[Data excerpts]
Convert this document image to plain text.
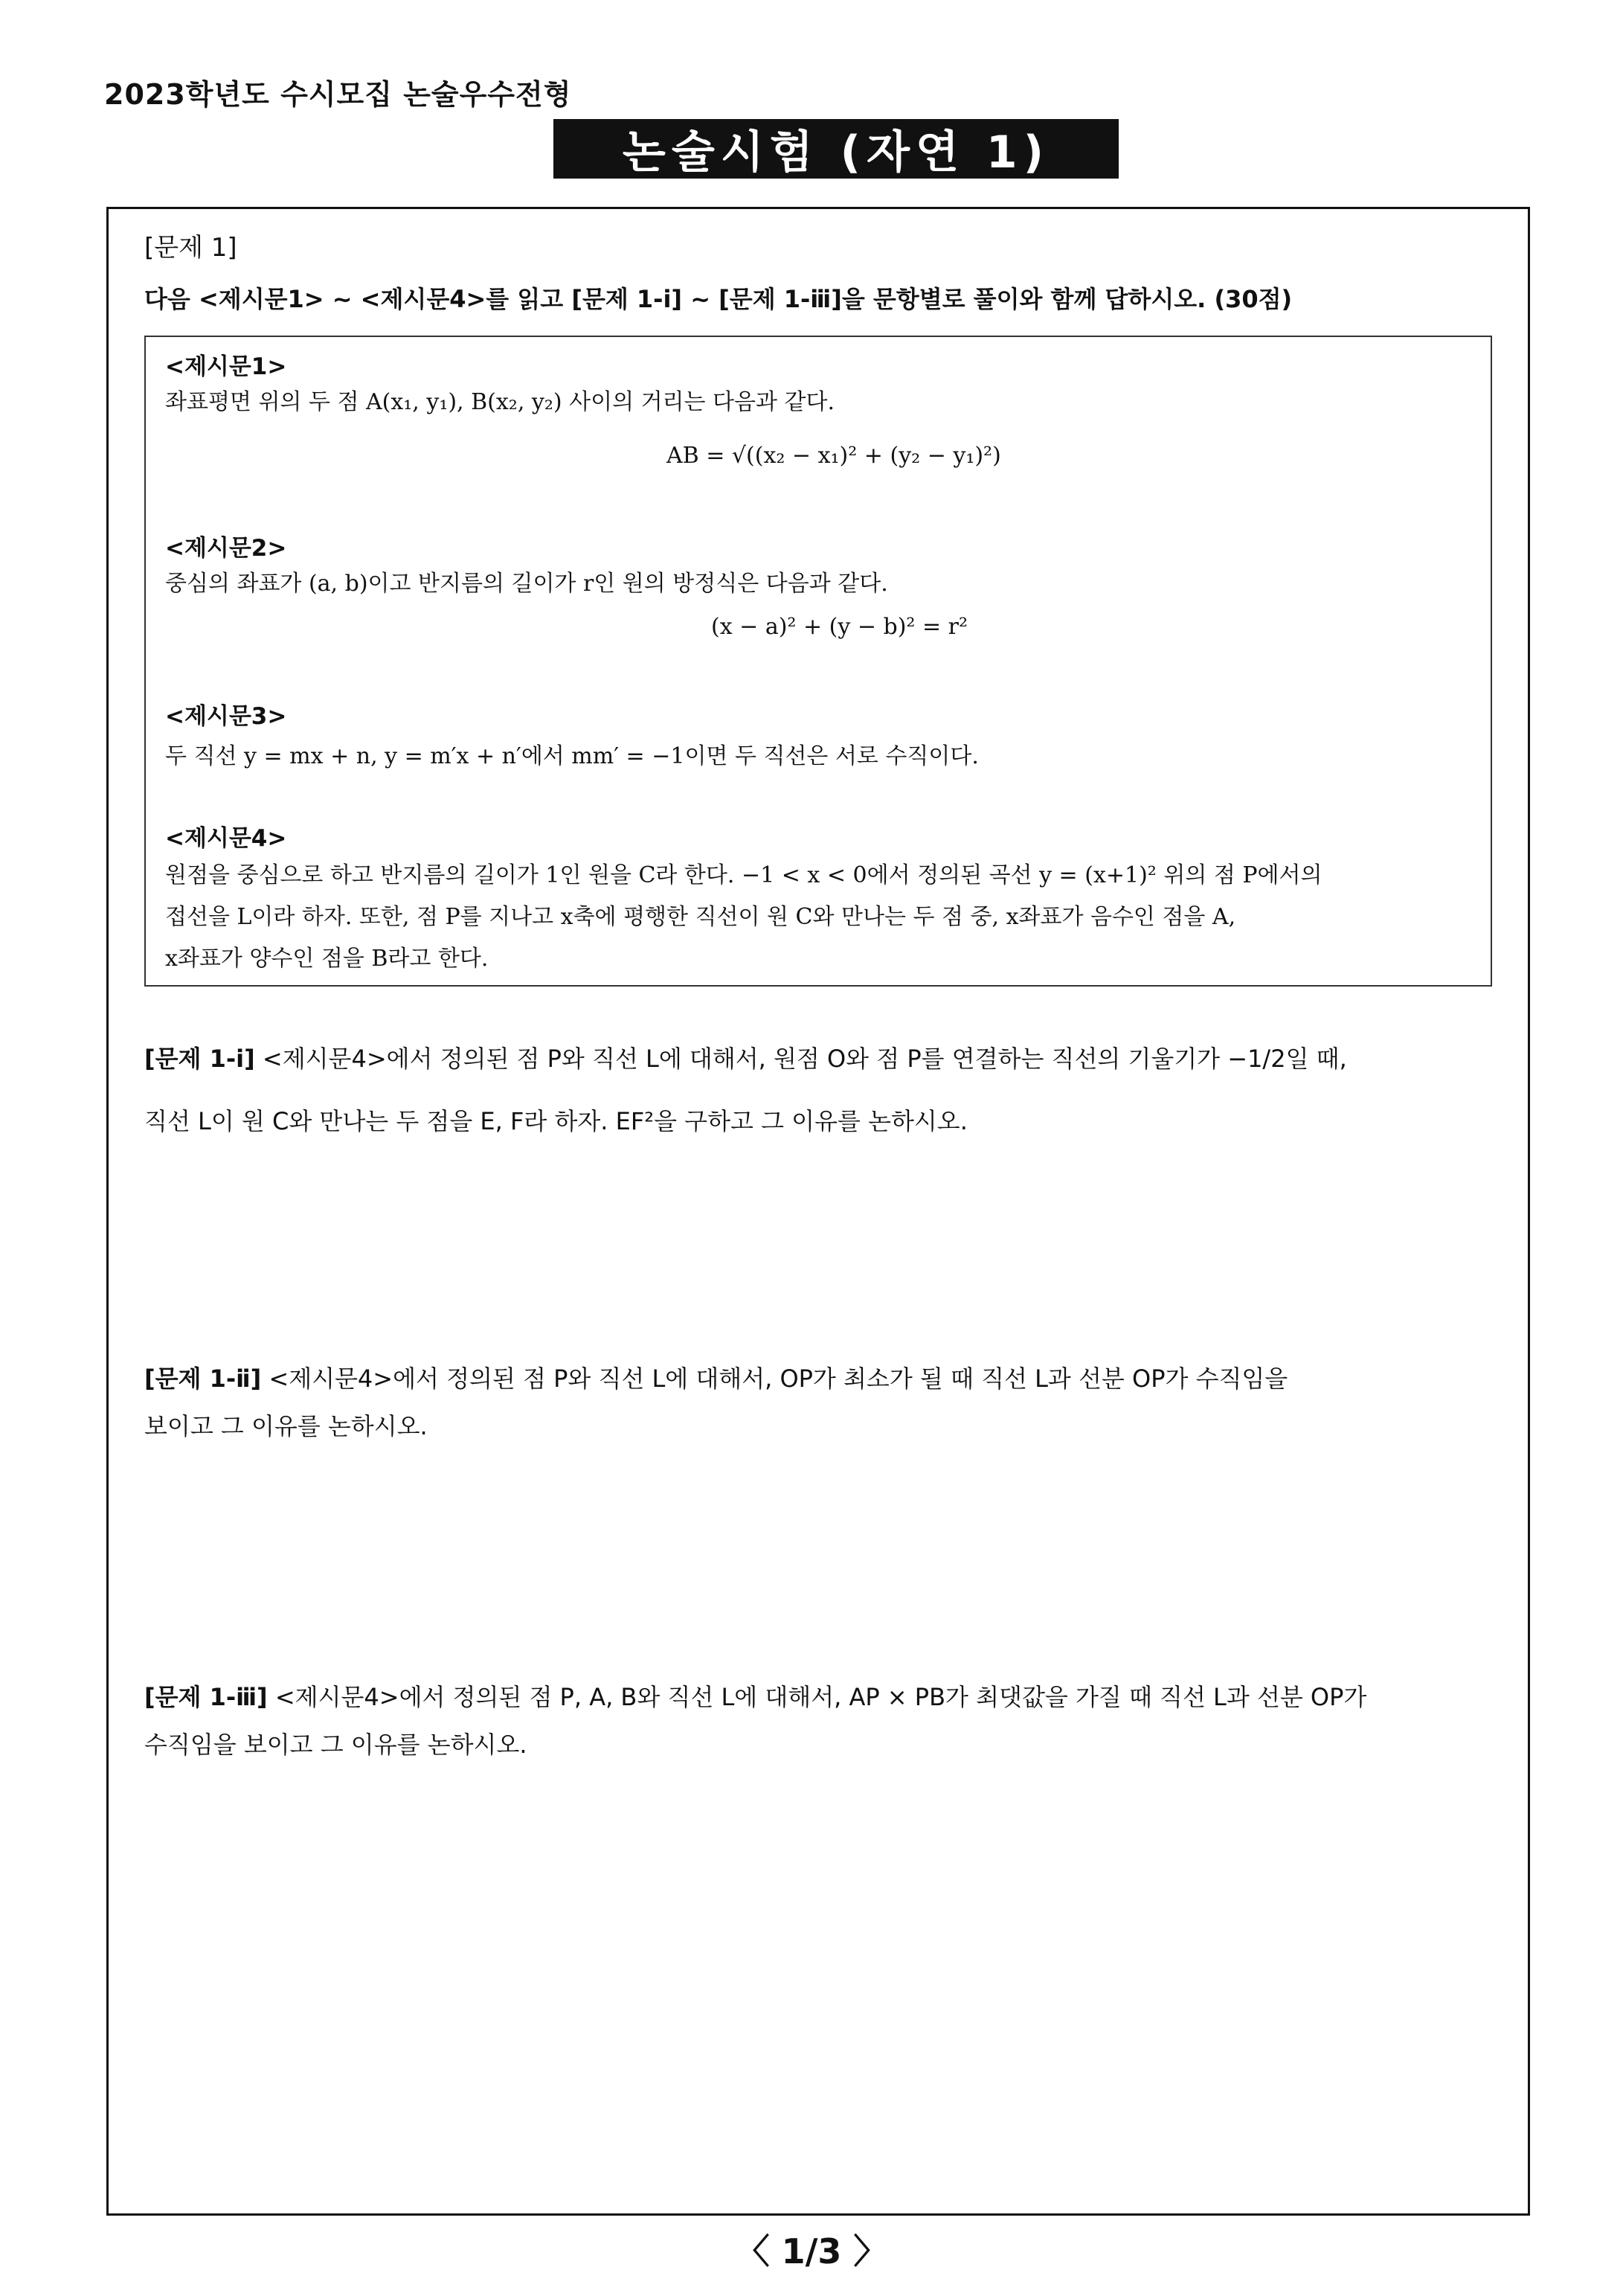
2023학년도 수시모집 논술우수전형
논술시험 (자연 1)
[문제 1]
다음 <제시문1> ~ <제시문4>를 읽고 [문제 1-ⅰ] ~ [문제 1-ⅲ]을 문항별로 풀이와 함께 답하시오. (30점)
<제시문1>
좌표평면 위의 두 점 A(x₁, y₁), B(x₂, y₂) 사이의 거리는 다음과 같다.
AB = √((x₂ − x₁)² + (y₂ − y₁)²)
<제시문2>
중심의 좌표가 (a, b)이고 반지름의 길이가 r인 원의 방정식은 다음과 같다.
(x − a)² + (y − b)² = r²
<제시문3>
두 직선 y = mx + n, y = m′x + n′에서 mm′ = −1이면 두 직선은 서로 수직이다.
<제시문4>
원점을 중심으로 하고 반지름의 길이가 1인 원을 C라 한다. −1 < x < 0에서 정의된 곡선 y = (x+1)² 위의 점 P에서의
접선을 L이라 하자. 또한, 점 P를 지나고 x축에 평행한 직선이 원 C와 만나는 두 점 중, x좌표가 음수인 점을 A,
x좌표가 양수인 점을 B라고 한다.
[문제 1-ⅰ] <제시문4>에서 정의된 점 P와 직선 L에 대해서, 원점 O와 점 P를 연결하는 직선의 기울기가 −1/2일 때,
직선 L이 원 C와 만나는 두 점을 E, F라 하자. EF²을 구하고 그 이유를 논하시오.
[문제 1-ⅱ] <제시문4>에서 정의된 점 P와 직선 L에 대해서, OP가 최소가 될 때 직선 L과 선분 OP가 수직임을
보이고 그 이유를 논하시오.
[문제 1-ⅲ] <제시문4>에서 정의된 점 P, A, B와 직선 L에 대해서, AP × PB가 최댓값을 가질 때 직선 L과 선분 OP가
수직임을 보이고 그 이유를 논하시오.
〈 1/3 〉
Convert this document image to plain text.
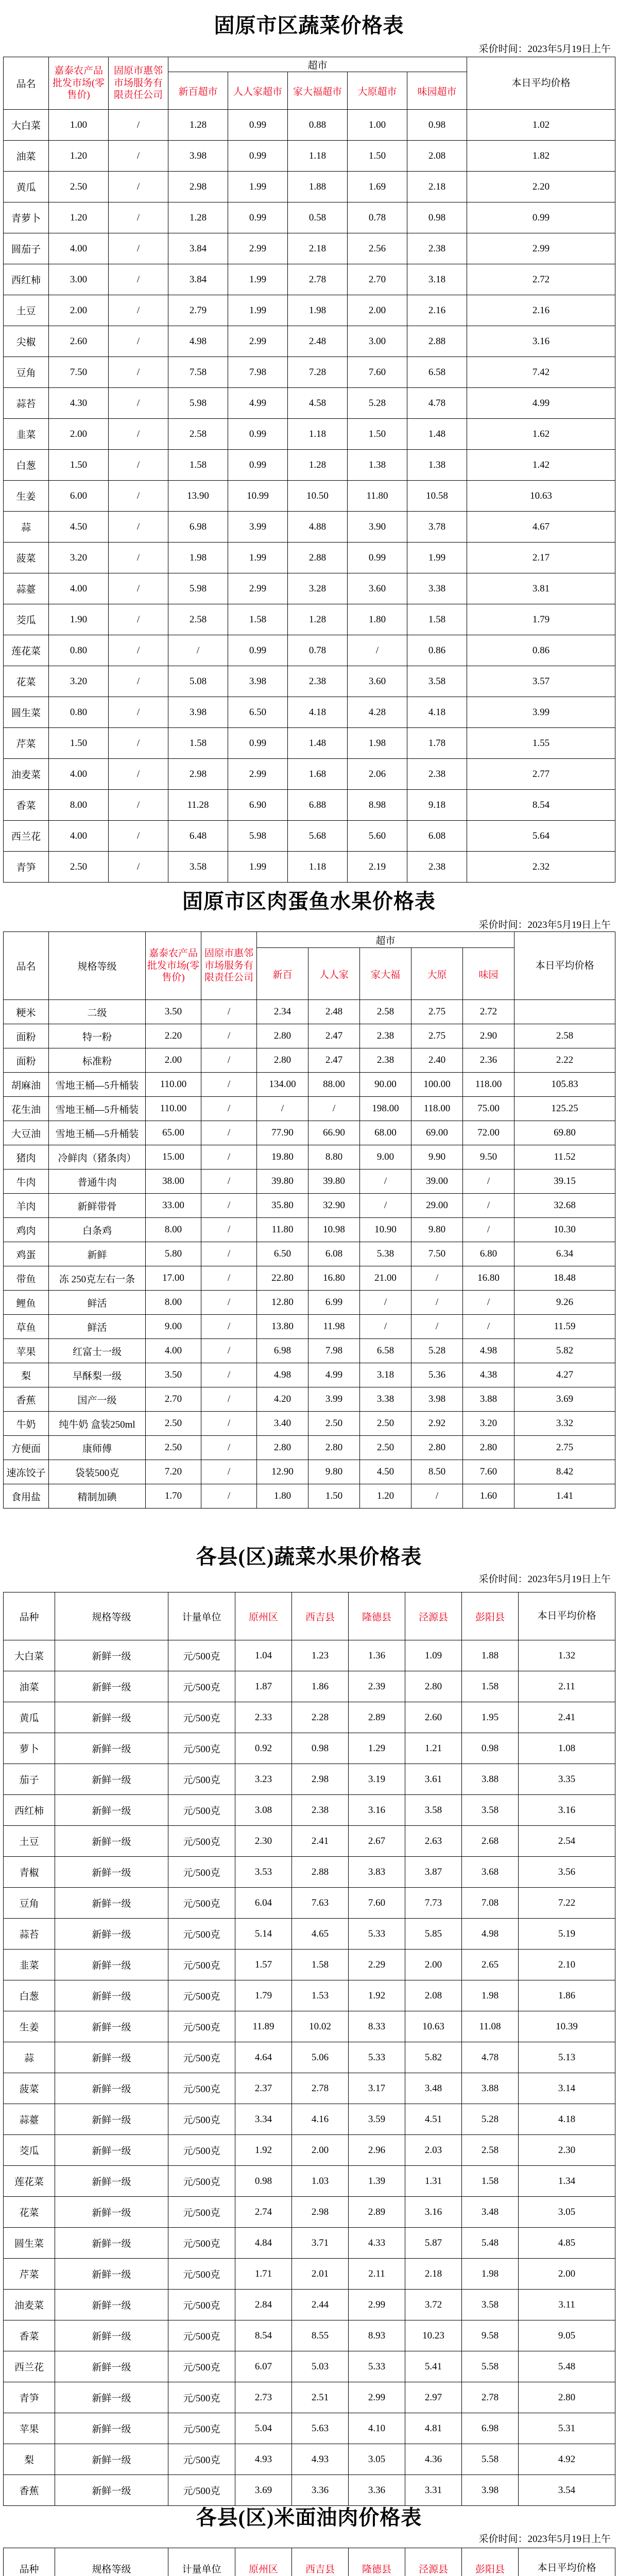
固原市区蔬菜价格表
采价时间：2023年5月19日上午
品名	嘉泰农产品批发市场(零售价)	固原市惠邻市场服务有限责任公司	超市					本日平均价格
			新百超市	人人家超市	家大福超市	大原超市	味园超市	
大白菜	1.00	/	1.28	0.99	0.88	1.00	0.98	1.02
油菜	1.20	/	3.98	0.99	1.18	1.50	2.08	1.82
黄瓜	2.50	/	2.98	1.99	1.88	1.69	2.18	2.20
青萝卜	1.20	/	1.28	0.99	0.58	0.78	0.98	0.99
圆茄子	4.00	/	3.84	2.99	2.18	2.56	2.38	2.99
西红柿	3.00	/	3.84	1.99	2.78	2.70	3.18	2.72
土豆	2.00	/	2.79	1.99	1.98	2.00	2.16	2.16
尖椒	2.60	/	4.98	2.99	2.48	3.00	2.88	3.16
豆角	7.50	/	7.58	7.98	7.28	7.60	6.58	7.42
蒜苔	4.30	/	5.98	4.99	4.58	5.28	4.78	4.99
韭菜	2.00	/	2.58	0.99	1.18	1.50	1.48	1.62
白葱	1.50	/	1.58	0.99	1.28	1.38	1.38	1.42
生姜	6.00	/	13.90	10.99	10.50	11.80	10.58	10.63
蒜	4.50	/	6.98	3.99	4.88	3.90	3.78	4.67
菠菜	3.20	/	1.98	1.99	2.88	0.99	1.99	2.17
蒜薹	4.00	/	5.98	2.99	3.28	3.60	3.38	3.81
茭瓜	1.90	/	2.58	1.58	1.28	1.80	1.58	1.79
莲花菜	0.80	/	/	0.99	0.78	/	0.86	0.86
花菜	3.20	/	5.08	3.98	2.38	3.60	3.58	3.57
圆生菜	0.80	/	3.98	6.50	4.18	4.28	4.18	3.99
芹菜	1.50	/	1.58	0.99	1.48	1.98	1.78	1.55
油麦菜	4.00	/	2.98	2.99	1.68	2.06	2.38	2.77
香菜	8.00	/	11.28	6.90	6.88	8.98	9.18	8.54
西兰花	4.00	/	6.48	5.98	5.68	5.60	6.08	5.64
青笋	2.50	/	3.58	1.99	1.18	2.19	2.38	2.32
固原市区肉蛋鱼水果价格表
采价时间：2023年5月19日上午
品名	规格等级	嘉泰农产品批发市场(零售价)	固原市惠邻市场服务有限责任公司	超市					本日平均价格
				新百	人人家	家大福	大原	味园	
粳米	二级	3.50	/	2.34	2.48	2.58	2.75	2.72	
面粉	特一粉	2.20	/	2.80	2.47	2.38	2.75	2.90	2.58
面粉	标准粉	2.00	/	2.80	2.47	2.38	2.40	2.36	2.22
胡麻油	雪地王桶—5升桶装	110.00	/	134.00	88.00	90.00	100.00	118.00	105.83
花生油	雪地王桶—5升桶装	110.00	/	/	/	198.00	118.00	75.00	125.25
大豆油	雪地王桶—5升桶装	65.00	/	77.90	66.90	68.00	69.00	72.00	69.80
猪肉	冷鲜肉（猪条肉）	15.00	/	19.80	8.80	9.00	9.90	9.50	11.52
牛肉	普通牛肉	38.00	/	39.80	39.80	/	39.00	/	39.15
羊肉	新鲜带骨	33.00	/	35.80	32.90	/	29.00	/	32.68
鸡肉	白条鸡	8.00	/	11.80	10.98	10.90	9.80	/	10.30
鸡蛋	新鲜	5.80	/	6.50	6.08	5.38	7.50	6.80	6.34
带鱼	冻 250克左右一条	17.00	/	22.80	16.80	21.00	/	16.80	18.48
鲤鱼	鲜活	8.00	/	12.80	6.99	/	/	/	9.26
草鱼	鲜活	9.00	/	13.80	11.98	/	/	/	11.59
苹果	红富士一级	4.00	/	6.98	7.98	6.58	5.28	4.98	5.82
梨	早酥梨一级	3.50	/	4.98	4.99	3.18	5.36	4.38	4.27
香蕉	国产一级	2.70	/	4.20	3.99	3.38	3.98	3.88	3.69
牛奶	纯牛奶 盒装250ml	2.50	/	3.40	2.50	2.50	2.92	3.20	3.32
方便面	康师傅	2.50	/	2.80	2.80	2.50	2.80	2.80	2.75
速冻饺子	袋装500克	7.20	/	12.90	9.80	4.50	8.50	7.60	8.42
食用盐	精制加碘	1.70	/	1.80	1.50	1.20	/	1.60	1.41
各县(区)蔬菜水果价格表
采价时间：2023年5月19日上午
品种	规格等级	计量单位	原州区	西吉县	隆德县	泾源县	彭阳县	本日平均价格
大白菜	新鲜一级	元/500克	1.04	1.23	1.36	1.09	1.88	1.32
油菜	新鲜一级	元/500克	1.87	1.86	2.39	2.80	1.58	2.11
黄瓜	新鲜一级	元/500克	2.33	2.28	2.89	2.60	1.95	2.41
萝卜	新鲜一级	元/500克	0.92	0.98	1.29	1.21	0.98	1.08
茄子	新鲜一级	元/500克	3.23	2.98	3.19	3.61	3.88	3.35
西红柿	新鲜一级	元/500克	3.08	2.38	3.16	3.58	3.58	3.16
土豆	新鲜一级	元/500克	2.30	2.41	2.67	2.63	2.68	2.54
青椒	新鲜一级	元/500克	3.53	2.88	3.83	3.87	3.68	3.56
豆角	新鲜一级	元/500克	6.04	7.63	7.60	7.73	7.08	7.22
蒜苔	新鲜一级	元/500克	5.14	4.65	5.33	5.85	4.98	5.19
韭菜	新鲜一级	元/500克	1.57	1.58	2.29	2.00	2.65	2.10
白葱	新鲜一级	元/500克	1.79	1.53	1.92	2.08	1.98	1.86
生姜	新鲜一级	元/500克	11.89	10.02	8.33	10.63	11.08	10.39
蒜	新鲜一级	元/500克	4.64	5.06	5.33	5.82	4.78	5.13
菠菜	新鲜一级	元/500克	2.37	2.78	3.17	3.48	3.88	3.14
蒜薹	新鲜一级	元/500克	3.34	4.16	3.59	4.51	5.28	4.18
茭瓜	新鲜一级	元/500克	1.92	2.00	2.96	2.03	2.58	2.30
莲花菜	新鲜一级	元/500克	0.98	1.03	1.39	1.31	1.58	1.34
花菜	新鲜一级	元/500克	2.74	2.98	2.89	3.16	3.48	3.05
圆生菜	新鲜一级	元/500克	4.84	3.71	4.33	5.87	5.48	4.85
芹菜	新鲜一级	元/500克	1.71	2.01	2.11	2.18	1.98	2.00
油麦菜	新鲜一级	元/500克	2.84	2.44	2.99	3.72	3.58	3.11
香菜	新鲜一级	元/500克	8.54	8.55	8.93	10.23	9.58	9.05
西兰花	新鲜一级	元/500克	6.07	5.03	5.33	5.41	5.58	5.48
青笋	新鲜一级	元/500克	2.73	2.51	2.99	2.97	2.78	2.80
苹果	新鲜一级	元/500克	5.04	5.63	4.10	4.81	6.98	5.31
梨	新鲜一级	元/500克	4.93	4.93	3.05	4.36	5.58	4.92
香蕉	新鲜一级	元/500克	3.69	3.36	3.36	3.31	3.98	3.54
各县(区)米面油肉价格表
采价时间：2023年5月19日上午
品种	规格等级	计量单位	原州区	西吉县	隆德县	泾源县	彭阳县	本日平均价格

*What you need to do*:
Report all lines of the data that include the word "嘉泰农产品批发市场".

*Output below*:
品名	嘉泰农产品批发市场(零售价)	固原市惠邻市场服务有限责任公司	超市					本日平均价格
品名	规格等级	嘉泰农产品批发市场(零售价)	固原市惠邻市场服务有限责任公司	超市					本日平均价格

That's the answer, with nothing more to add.